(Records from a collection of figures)
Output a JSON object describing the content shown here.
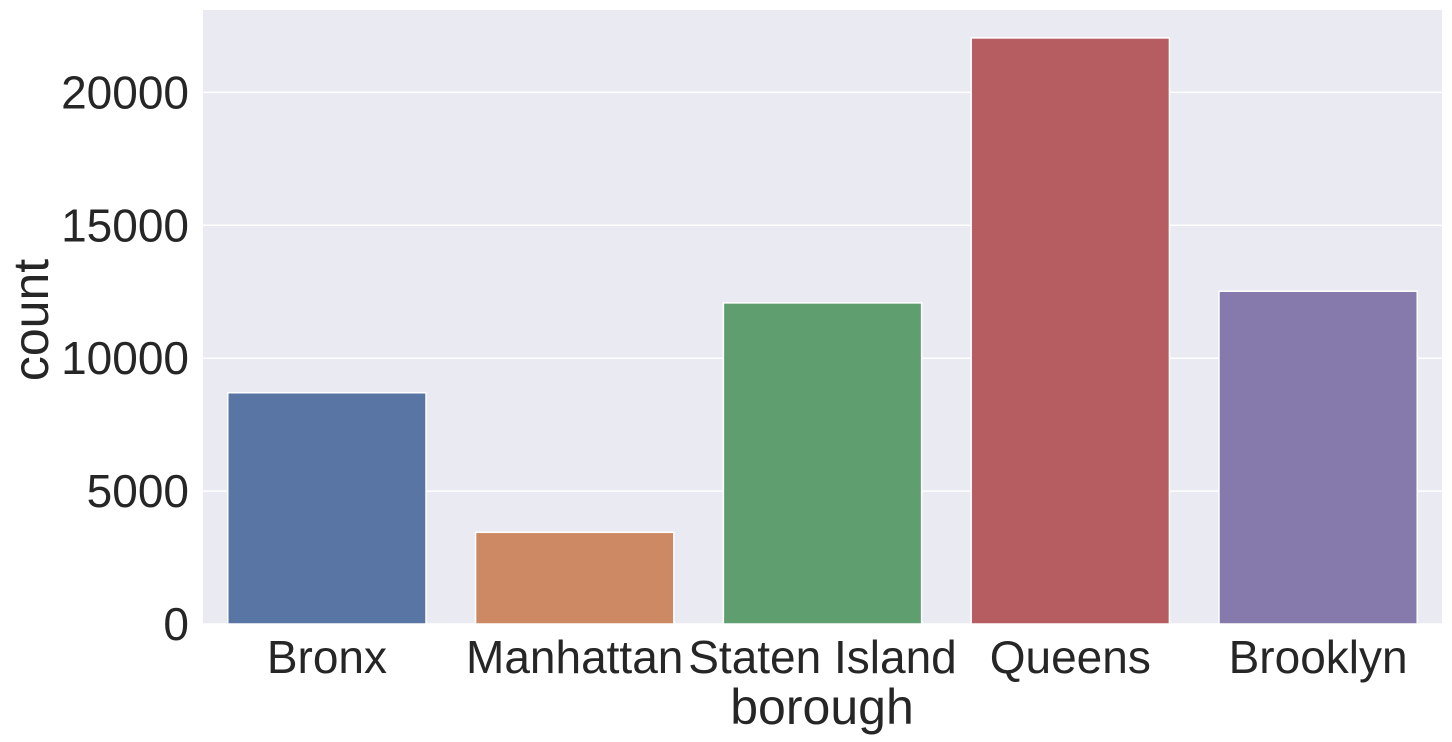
{
  "chart_data": {
    "type": "bar",
    "title": "",
    "xlabel": "borough",
    "ylabel": "count",
    "categories": [
      "Bronx",
      "Manhattan",
      "Staten Island",
      "Queens",
      "Brooklyn"
    ],
    "values": [
      8700,
      3450,
      12080,
      22050,
      12520
    ],
    "colors": [
      "#5975a4",
      "#cc8963",
      "#5f9e6e",
      "#b55d60",
      "#857aab"
    ],
    "ylim": [
      0,
      23100
    ],
    "yticks": [
      0,
      5000,
      10000,
      15000,
      20000
    ],
    "ytick_labels": [
      "0",
      "5000",
      "10000",
      "15000",
      "20000"
    ],
    "grid": true,
    "plot_background": "#eaeaf2",
    "grid_color": "#ffffff"
  }
}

## [TASK DETAILS]
Print each line of the material above exactly, with the pictures removed from your copy.

## [ANSWER BELOW]
Output a JSON object describing the content shown here.
{
  "chart_data": {
    "type": "bar",
    "title": "",
    "xlabel": "borough",
    "ylabel": "count",
    "categories": [
      "Bronx",
      "Manhattan",
      "Staten Island",
      "Queens",
      "Brooklyn"
    ],
    "values": [
      8700,
      3450,
      12080,
      22050,
      12520
    ],
    "colors": [
      "#5975a4",
      "#cc8963",
      "#5f9e6e",
      "#b55d60",
      "#857aab"
    ],
    "ylim": [
      0,
      23100
    ],
    "yticks": [
      0,
      5000,
      10000,
      15000,
      20000
    ],
    "ytick_labels": [
      "0",
      "5000",
      "10000",
      "15000",
      "20000"
    ],
    "grid": true,
    "plot_background": "#eaeaf2",
    "grid_color": "#ffffff"
  }
}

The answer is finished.